Figure content listings
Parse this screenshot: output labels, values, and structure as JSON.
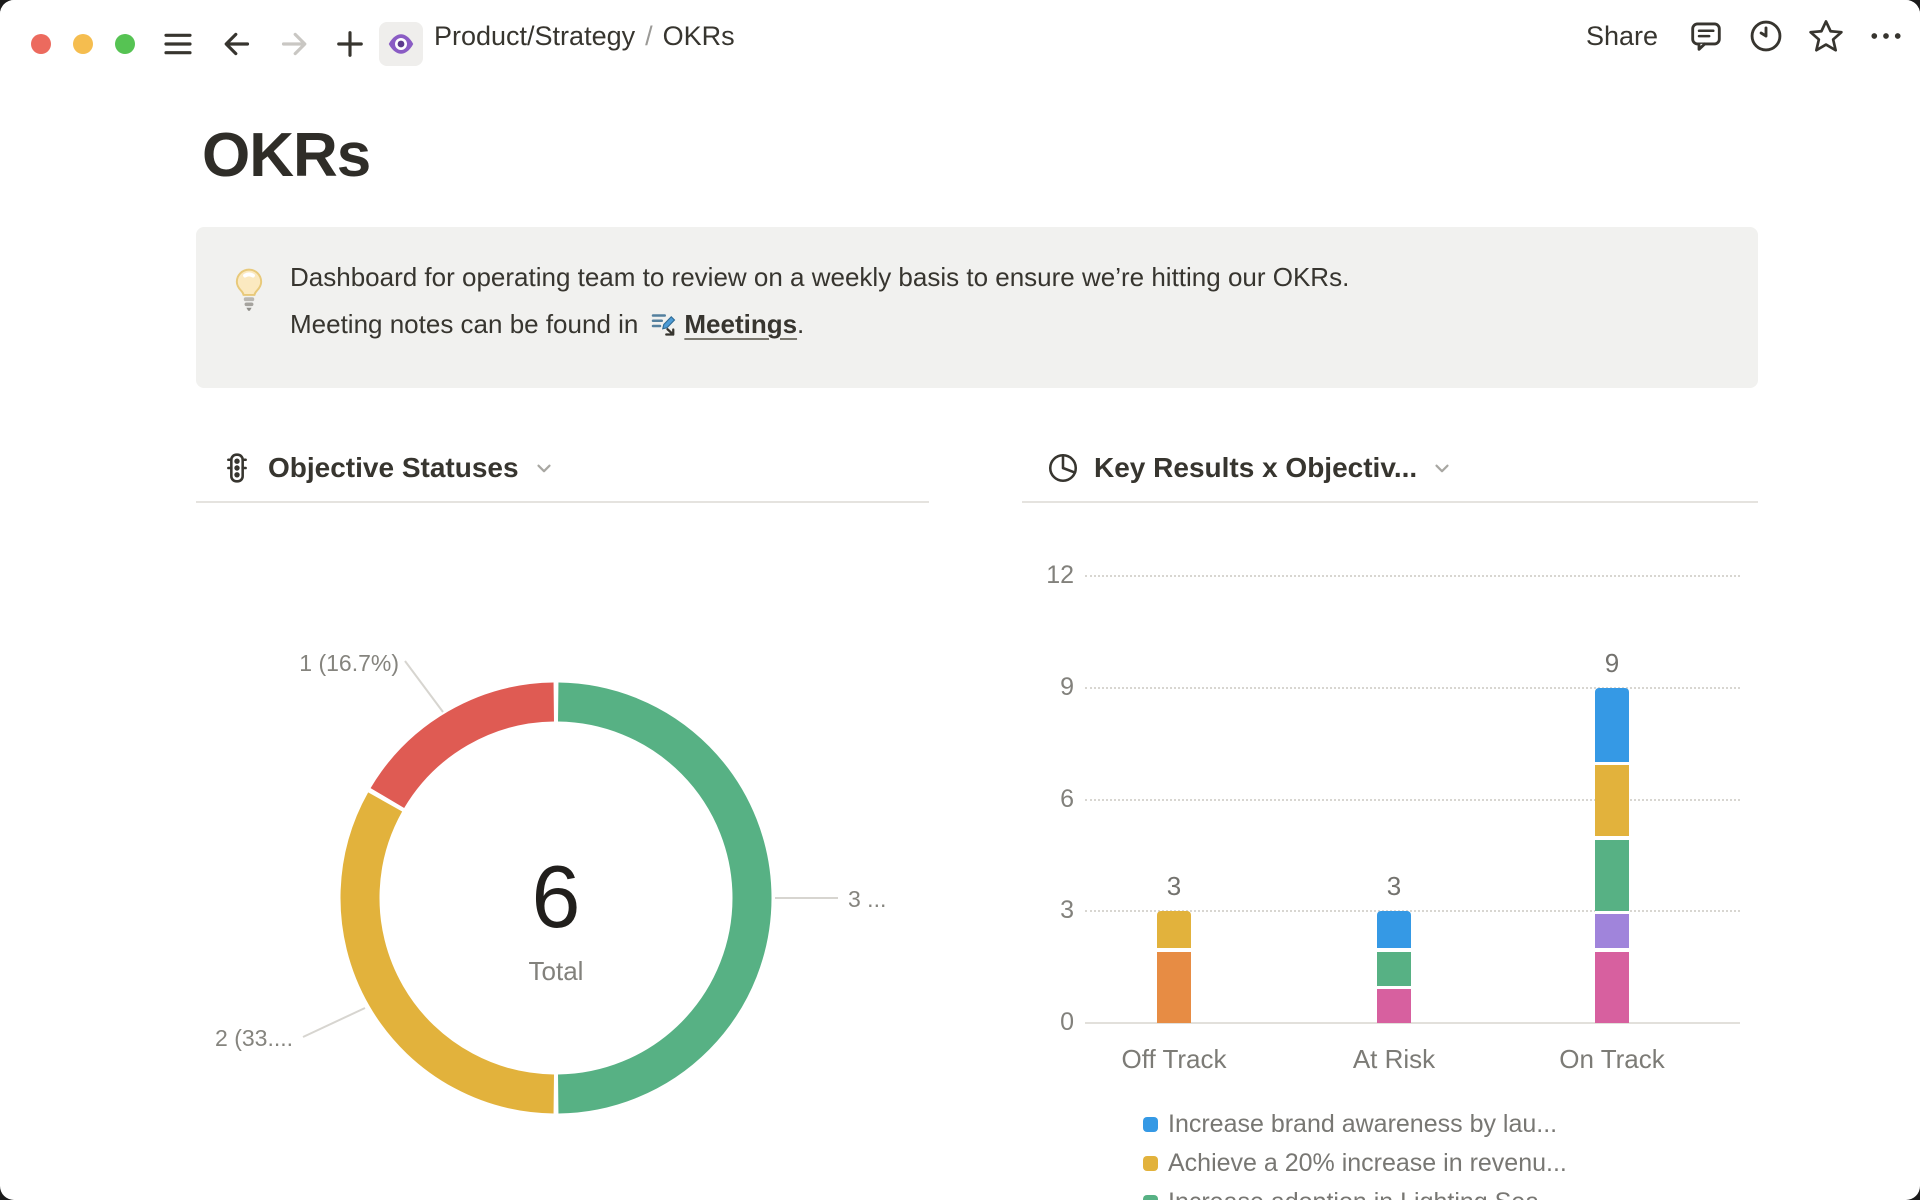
{
  "topbar": {
    "window_controls": [
      {
        "name": "close",
        "color": "#EC6A5E"
      },
      {
        "name": "minimize",
        "color": "#F5BD4F"
      },
      {
        "name": "zoom",
        "color": "#56C353"
      }
    ],
    "breadcrumb": {
      "parent": "Product/Strategy",
      "separator": "/",
      "current": "OKRs"
    },
    "share_label": "Share"
  },
  "page": {
    "title": "OKRs",
    "callout": {
      "icon": "lightbulb-emoji",
      "line1": "Dashboard for operating team to review on a weekly basis to ensure we’re hitting our OKRs.",
      "line2_prefix": "Meeting notes can be found in",
      "link_text": "Meetings",
      "line2_suffix": "."
    }
  },
  "chart_data": [
    {
      "type": "pie",
      "subtype": "donut",
      "title": "Objective Statuses",
      "center_value": "6",
      "center_label": "Total",
      "start": "top",
      "direction": "clockwise",
      "slices": [
        {
          "label": "3 ...",
          "value": 3,
          "color": "#57B184"
        },
        {
          "label": "2 (33....",
          "value": 2,
          "color": "#E2B23C"
        },
        {
          "label": "1 (16.7%)",
          "value": 1,
          "color": "#DF5B53"
        }
      ]
    },
    {
      "type": "bar",
      "stacked": true,
      "title": "Key Results x Objectiv...",
      "categories": [
        "Off Track",
        "At Risk",
        "On Track"
      ],
      "bar_totals": [
        3,
        3,
        9
      ],
      "y_ticks": [
        0,
        3,
        6,
        9,
        12
      ],
      "ylim": [
        0,
        12
      ],
      "grid": "dotted-horizontal",
      "series": [
        {
          "name": "series-pink",
          "color": "#D7609F",
          "values": [
            0,
            1,
            2
          ]
        },
        {
          "name": "series-orange",
          "color": "#E78C44",
          "values": [
            2,
            0,
            0
          ]
        },
        {
          "name": "series-purple",
          "color": "#A084DB",
          "values": [
            0,
            0,
            1
          ]
        },
        {
          "name": "series-green",
          "color": "#57B184",
          "values": [
            0,
            1,
            2
          ]
        },
        {
          "name": "series-yellow",
          "color": "#E2B23C",
          "values": [
            1,
            0,
            2
          ]
        },
        {
          "name": "series-blue",
          "color": "#3599E5",
          "values": [
            0,
            1,
            2
          ]
        }
      ],
      "legend_position": "bottom",
      "legend": [
        {
          "color": "#3599E5",
          "label": "Increase brand awareness by lau..."
        },
        {
          "color": "#E2B23C",
          "label": "Achieve a 20% increase in revenu..."
        },
        {
          "color": "#57B184",
          "label": "Increase adoption in Lighting Sea..."
        }
      ]
    }
  ]
}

What is being asked =
Return the lines of the records that include the string "OKRs".

Exercise response =
      "current": "OKRs"
    "title": "OKRs",
      "line1": "Dashboard for operating team to review on a weekly basis to ensure we’re hitting our OKRs.",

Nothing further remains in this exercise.